Excerpts from a figure dataset
Begin
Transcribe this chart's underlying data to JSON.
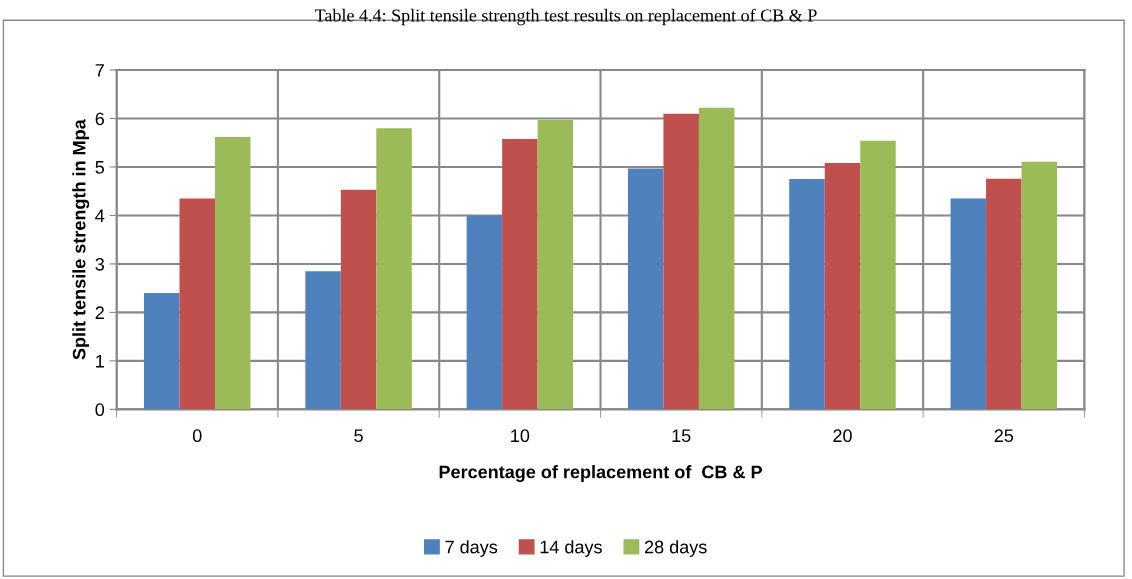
{
  "chart_data": {
    "type": "bar",
    "title": "Table 4.4: Split tensile strength test results on replacement of CB & P",
    "xlabel": "Percentage of replacement of  CB & P",
    "ylabel": "Split tensile strength in Mpa",
    "categories": [
      "0",
      "5",
      "10",
      "15",
      "20",
      "25"
    ],
    "series": [
      {
        "name": "7 days",
        "color": "#4f81bd",
        "values": [
          2.4,
          2.85,
          4.0,
          4.97,
          4.75,
          4.35
        ]
      },
      {
        "name": "14 days",
        "color": "#c0504d",
        "values": [
          4.35,
          4.53,
          5.58,
          6.1,
          5.08,
          4.76
        ]
      },
      {
        "name": "28 days",
        "color": "#9bbb59",
        "values": [
          5.62,
          5.8,
          5.97,
          6.22,
          5.54,
          5.11
        ]
      }
    ],
    "ylim": [
      0,
      7
    ],
    "yticks": [
      0,
      1,
      2,
      3,
      4,
      5,
      6,
      7
    ],
    "grid": true,
    "legend": "bottom"
  }
}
End
STATED TASK. Working from the lines above, reproduce the material exactly and exclude its pictures.

SOLUTION TO THE EXERCISE.
Transcribe this chart's underlying data to JSON.
{
  "chart_data": {
    "type": "bar",
    "title": "Table 4.4: Split tensile strength test results on replacement of CB & P",
    "xlabel": "Percentage of replacement of  CB & P",
    "ylabel": "Split tensile strength in Mpa",
    "categories": [
      "0",
      "5",
      "10",
      "15",
      "20",
      "25"
    ],
    "series": [
      {
        "name": "7 days",
        "color": "#4f81bd",
        "values": [
          2.4,
          2.85,
          4.0,
          4.97,
          4.75,
          4.35
        ]
      },
      {
        "name": "14 days",
        "color": "#c0504d",
        "values": [
          4.35,
          4.53,
          5.58,
          6.1,
          5.08,
          4.76
        ]
      },
      {
        "name": "28 days",
        "color": "#9bbb59",
        "values": [
          5.62,
          5.8,
          5.97,
          6.22,
          5.54,
          5.11
        ]
      }
    ],
    "ylim": [
      0,
      7
    ],
    "yticks": [
      0,
      1,
      2,
      3,
      4,
      5,
      6,
      7
    ],
    "grid": true,
    "legend": "bottom"
  }
}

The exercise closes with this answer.